Given records
* * * * * * * * *

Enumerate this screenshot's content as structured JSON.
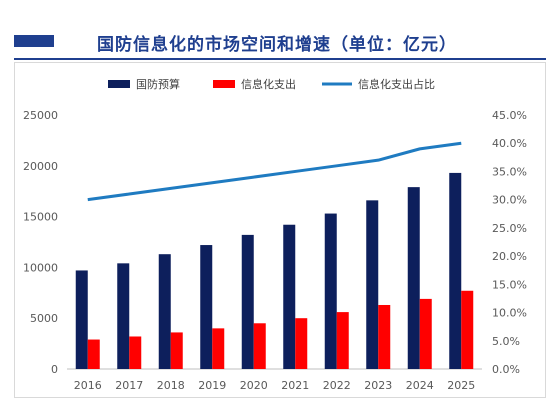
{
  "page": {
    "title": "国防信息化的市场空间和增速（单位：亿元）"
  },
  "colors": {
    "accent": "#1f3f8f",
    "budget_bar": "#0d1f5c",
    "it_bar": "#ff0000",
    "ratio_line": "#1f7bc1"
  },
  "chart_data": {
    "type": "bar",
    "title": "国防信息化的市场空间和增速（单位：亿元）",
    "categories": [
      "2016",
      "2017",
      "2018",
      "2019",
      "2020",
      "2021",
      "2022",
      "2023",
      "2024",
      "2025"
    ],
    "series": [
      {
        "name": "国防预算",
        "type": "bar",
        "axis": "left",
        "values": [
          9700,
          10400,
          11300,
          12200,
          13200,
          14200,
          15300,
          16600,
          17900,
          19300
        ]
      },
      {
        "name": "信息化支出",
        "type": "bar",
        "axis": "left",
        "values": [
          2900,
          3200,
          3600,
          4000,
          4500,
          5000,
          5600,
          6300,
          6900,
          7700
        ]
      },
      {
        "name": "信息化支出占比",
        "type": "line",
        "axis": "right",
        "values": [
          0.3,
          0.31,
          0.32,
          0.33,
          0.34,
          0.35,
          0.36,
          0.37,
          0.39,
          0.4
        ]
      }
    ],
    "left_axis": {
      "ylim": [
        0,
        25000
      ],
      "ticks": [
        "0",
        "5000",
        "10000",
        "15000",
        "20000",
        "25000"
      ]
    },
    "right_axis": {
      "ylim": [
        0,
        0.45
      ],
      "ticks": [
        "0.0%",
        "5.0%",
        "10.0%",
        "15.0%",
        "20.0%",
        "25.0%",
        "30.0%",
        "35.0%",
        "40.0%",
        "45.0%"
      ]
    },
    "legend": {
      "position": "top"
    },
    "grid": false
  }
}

* * * * * * * * *

Exercise
Copy each line above precisely, dropping the pictures.

Answer in full
Enumerate this screenshot's content as structured JSON.
{
  "page": {
    "title": "国防信息化的市场空间和增速（单位：亿元）"
  },
  "colors": {
    "accent": "#1f3f8f",
    "budget_bar": "#0d1f5c",
    "it_bar": "#ff0000",
    "ratio_line": "#1f7bc1"
  },
  "chart_data": {
    "type": "bar",
    "title": "国防信息化的市场空间和增速（单位：亿元）",
    "categories": [
      "2016",
      "2017",
      "2018",
      "2019",
      "2020",
      "2021",
      "2022",
      "2023",
      "2024",
      "2025"
    ],
    "series": [
      {
        "name": "国防预算",
        "type": "bar",
        "axis": "left",
        "values": [
          9700,
          10400,
          11300,
          12200,
          13200,
          14200,
          15300,
          16600,
          17900,
          19300
        ]
      },
      {
        "name": "信息化支出",
        "type": "bar",
        "axis": "left",
        "values": [
          2900,
          3200,
          3600,
          4000,
          4500,
          5000,
          5600,
          6300,
          6900,
          7700
        ]
      },
      {
        "name": "信息化支出占比",
        "type": "line",
        "axis": "right",
        "values": [
          0.3,
          0.31,
          0.32,
          0.33,
          0.34,
          0.35,
          0.36,
          0.37,
          0.39,
          0.4
        ]
      }
    ],
    "left_axis": {
      "ylim": [
        0,
        25000
      ],
      "ticks": [
        "0",
        "5000",
        "10000",
        "15000",
        "20000",
        "25000"
      ]
    },
    "right_axis": {
      "ylim": [
        0,
        0.45
      ],
      "ticks": [
        "0.0%",
        "5.0%",
        "10.0%",
        "15.0%",
        "20.0%",
        "25.0%",
        "30.0%",
        "35.0%",
        "40.0%",
        "45.0%"
      ]
    },
    "legend": {
      "position": "top"
    },
    "grid": false
  }
}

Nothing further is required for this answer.